◆ **REQUIREMENT**
Your task is to copy the listing exactly. Drop any pictures from the copy.

(Dataset excerpts)

▼▼▼

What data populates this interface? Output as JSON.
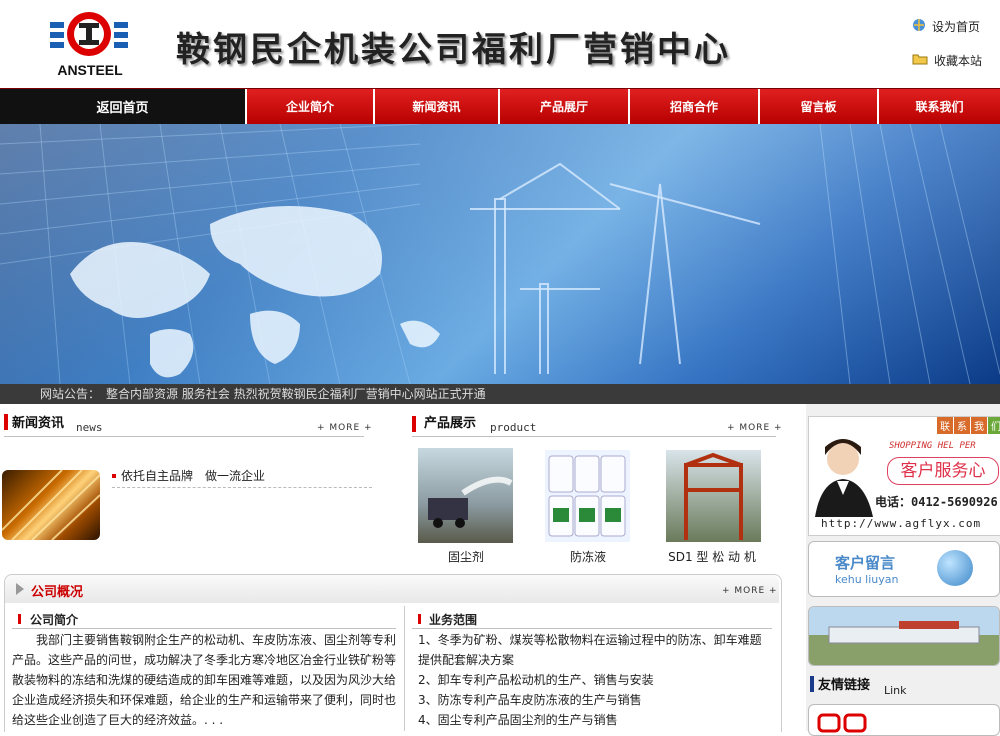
{
  "header": {
    "logo_text": "ANSTEEL",
    "site_title": "鞍钢民企机装公司福利厂营销中心",
    "set_home": "设为首页",
    "bookmark": "收藏本站"
  },
  "nav": {
    "home": "返回首页",
    "items": [
      "企业简介",
      "新闻资讯",
      "产品展厅",
      "招商合作",
      "留言板",
      "联系我们"
    ]
  },
  "notice": {
    "label": "网站公告：",
    "text": "整合内部资源 服务社会 热烈祝贺鞍钢民企福利厂营销中心网站正式开通"
  },
  "news": {
    "title": "新闻资讯",
    "subtitle": "news",
    "more": "+ MORE +",
    "items": [
      "依托自主品牌　做一流企业"
    ]
  },
  "products": {
    "title": "产品展示",
    "subtitle": "product",
    "more": "+ MORE +",
    "items": [
      "固尘剂",
      "防冻液",
      "SD1 型 松 动 机"
    ]
  },
  "overview": {
    "title": "公司概况",
    "more": "+ MORE +",
    "intro_title": "公司简介",
    "intro_text": "我部门主要销售鞍钢附企生产的松动机、车皮防冻液、固尘剂等专利产品。这些产品的问世，成功解决了冬季北方寒冷地区冶金行业铁矿粉等散装物料的冻结和洗煤的硬结造成的卸车困难等难题，以及因为风沙大给企业造成经济损失和环保难题，给企业的生产和运输带来了便利，同时也给这些企业创造了巨大的经济效益。. . .",
    "scope_title": "业务范围",
    "scope_items": [
      "1、冬季为矿粉、煤炭等松散物料在运输过程中的防冻、卸车难题提供配套解决方案",
      "2、卸车专利产品松动机的生产、销售与安装",
      "3、防冻专利产品车皮防冻液的生产与销售",
      "4、固尘专利产品固尘剂的生产与销售"
    ]
  },
  "sidebar": {
    "contact_tabs": [
      "联",
      "系",
      "我",
      "们"
    ],
    "shopping_help": "SHOPPING HEL PER",
    "service_center": "客户服务心",
    "phone": "电话：0412-5690926",
    "url": "http://www.agflyx.com",
    "message_title": "客户留言",
    "message_pinyin": "kehu liuyan",
    "links_title": "友情链接",
    "links_sub": "Link"
  },
  "colors": {
    "brand_red": "#cc0000",
    "nav_black": "#111111",
    "banner_blue": "#1b66b8"
  }
}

▲▲▲

◆ **THE REPLY**
What data populates this interface? Output as JSON.
{
  "header": {
    "logo_text": "ANSTEEL",
    "site_title": "鞍钢民企机装公司福利厂营销中心",
    "set_home": "设为首页",
    "bookmark": "收藏本站"
  },
  "nav": {
    "home": "返回首页",
    "items": [
      "企业简介",
      "新闻资讯",
      "产品展厅",
      "招商合作",
      "留言板",
      "联系我们"
    ]
  },
  "notice": {
    "label": "网站公告：",
    "text": "整合内部资源 服务社会 热烈祝贺鞍钢民企福利厂营销中心网站正式开通"
  },
  "news": {
    "title": "新闻资讯",
    "subtitle": "news",
    "more": "+ MORE +",
    "items": [
      "依托自主品牌　做一流企业"
    ]
  },
  "products": {
    "title": "产品展示",
    "subtitle": "product",
    "more": "+ MORE +",
    "items": [
      "固尘剂",
      "防冻液",
      "SD1 型 松 动 机"
    ]
  },
  "overview": {
    "title": "公司概况",
    "more": "+ MORE +",
    "intro_title": "公司简介",
    "intro_text": "我部门主要销售鞍钢附企生产的松动机、车皮防冻液、固尘剂等专利产品。这些产品的问世，成功解决了冬季北方寒冷地区冶金行业铁矿粉等散装物料的冻结和洗煤的硬结造成的卸车困难等难题，以及因为风沙大给企业造成经济损失和环保难题，给企业的生产和运输带来了便利，同时也给这些企业创造了巨大的经济效益。. . .",
    "scope_title": "业务范围",
    "scope_items": [
      "1、冬季为矿粉、煤炭等松散物料在运输过程中的防冻、卸车难题提供配套解决方案",
      "2、卸车专利产品松动机的生产、销售与安装",
      "3、防冻专利产品车皮防冻液的生产与销售",
      "4、固尘专利产品固尘剂的生产与销售"
    ]
  },
  "sidebar": {
    "contact_tabs": [
      "联",
      "系",
      "我",
      "们"
    ],
    "shopping_help": "SHOPPING HEL PER",
    "service_center": "客户服务心",
    "phone": "电话：0412-5690926",
    "url": "http://www.agflyx.com",
    "message_title": "客户留言",
    "message_pinyin": "kehu liuyan",
    "links_title": "友情链接",
    "links_sub": "Link"
  },
  "colors": {
    "brand_red": "#cc0000",
    "nav_black": "#111111",
    "banner_blue": "#1b66b8"
  }
}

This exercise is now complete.